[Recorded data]
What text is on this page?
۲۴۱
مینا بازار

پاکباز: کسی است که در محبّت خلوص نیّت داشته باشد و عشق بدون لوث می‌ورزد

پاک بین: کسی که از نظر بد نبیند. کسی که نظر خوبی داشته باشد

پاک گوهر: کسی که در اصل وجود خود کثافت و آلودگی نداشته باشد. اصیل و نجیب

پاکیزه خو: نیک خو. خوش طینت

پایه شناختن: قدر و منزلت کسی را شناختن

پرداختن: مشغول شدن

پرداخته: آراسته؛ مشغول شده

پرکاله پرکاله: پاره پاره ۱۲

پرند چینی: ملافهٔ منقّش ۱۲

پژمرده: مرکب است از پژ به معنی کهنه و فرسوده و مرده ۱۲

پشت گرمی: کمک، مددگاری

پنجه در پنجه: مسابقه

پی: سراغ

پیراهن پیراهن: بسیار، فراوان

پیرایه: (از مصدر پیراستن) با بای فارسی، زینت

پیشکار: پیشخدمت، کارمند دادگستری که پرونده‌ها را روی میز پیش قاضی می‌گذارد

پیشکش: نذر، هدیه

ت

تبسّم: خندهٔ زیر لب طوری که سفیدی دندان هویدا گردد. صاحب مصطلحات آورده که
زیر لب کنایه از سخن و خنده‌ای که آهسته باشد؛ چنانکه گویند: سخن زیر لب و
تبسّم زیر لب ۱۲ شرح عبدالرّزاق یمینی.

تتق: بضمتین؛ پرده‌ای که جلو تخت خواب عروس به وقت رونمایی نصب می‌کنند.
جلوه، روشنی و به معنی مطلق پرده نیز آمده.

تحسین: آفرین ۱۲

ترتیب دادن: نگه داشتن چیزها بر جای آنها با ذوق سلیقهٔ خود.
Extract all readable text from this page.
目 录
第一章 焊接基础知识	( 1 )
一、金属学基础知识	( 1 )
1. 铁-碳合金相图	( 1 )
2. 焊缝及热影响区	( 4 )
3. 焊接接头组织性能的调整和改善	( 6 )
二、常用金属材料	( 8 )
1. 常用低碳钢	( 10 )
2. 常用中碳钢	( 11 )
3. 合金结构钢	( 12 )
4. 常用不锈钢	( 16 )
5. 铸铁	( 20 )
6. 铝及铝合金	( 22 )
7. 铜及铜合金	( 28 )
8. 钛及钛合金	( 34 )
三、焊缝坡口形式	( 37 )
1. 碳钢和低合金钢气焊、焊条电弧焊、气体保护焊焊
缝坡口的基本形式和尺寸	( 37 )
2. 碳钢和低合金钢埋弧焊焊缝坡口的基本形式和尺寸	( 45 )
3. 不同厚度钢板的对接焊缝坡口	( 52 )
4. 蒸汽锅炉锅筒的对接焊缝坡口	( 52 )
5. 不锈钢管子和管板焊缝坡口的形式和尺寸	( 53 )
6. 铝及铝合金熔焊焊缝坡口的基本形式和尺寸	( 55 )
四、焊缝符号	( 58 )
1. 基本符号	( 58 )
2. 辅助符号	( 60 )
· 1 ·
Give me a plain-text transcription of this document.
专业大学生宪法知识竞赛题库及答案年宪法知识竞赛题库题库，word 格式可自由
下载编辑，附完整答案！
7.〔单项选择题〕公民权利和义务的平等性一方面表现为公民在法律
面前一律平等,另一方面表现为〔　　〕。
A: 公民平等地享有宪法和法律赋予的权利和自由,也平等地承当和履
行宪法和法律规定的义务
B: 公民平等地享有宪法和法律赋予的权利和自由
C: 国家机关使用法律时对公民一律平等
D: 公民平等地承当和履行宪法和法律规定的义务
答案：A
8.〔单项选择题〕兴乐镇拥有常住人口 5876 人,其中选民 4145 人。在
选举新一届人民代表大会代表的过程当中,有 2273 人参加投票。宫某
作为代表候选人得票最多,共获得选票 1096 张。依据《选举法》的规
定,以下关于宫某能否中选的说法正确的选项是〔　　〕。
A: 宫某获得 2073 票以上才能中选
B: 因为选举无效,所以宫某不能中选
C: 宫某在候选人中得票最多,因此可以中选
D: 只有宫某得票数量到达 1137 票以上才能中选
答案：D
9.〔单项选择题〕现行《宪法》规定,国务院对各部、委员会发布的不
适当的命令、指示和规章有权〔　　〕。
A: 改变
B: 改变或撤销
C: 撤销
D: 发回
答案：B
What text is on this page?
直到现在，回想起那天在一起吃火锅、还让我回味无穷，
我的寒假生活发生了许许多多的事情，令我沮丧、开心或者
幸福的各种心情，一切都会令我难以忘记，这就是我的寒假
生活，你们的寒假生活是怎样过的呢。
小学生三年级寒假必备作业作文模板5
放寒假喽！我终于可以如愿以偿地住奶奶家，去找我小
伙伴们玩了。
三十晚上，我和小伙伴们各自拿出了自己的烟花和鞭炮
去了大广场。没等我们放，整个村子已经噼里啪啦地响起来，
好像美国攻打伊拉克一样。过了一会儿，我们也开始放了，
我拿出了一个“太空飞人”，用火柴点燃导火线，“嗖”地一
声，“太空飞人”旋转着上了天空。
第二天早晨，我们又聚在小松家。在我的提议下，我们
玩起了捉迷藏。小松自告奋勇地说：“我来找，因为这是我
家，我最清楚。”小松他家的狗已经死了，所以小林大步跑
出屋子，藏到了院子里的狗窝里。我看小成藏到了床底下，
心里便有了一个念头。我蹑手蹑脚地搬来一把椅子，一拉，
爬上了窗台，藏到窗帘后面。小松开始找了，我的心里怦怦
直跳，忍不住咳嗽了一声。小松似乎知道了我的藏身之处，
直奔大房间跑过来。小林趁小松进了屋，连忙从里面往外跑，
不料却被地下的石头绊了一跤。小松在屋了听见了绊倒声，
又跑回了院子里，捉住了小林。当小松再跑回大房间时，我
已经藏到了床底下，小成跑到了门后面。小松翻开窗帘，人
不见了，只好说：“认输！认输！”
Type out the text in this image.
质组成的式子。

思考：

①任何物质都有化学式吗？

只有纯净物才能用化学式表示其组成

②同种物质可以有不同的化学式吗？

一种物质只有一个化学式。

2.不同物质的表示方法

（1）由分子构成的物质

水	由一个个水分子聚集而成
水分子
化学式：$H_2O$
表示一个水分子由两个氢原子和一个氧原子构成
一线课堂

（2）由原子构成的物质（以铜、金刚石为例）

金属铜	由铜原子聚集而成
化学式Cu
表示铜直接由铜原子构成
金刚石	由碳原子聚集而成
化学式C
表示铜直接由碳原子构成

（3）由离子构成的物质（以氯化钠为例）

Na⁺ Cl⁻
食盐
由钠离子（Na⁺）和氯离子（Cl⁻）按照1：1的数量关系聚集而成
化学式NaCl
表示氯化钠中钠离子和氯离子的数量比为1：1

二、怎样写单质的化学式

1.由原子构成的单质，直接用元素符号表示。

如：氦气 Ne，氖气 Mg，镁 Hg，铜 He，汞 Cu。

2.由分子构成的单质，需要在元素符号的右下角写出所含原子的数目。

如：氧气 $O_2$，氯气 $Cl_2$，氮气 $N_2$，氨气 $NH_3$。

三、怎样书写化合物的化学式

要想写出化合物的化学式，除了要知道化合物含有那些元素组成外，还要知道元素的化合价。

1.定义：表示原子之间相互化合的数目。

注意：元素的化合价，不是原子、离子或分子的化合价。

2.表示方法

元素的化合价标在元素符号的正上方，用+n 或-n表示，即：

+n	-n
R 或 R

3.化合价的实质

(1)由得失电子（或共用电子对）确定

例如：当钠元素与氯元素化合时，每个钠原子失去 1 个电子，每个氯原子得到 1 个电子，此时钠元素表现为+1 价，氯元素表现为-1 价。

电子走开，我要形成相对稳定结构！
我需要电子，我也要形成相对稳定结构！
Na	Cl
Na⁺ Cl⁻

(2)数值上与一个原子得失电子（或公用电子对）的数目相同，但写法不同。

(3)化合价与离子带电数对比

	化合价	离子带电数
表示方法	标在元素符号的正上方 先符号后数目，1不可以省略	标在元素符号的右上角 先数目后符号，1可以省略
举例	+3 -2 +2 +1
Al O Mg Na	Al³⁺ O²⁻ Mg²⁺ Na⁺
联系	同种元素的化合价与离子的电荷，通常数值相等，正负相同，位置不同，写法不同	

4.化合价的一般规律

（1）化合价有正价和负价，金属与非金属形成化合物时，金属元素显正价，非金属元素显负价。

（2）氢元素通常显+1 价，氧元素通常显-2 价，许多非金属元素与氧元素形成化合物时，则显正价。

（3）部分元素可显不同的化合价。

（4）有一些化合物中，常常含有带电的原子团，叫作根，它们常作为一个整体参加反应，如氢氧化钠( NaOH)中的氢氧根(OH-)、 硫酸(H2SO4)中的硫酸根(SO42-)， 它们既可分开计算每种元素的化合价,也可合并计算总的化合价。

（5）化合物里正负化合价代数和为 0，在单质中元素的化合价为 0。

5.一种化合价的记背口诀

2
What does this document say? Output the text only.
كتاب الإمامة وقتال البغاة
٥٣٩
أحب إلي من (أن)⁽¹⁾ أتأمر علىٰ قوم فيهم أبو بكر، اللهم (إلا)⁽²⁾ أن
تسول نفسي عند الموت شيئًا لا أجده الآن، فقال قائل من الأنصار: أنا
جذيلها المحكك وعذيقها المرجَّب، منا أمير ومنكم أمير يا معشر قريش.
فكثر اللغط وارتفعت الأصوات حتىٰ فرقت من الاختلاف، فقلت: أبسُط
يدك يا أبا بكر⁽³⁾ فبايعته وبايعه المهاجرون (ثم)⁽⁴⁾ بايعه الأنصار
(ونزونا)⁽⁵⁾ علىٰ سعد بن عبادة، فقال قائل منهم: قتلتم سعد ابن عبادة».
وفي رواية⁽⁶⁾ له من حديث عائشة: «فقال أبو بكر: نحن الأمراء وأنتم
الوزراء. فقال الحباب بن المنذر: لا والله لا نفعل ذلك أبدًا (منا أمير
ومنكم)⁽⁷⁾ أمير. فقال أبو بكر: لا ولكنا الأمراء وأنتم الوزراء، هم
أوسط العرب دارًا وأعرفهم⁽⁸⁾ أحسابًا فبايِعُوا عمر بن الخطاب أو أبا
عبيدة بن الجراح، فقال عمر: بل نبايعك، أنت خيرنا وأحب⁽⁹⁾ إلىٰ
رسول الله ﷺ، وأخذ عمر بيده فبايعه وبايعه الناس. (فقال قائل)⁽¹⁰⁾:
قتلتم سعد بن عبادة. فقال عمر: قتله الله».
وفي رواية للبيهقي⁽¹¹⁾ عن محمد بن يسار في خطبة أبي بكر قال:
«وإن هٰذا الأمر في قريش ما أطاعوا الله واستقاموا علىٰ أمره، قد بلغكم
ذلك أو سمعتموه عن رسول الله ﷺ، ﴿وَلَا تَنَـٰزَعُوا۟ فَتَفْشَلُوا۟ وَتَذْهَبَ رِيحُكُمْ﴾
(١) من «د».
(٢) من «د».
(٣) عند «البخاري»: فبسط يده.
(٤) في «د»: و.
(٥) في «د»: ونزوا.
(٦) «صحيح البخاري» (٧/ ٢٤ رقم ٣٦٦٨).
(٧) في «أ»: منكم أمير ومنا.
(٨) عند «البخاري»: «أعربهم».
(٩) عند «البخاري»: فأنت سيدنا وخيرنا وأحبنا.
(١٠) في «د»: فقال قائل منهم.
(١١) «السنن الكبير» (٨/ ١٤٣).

▶ [Given request]: Check each line of the records above for "مشغول", and copy those that have it.

▶ [Complete output]:
پرداختن: مشغول شدن
پرداخته: آراسته؛ مشغول شده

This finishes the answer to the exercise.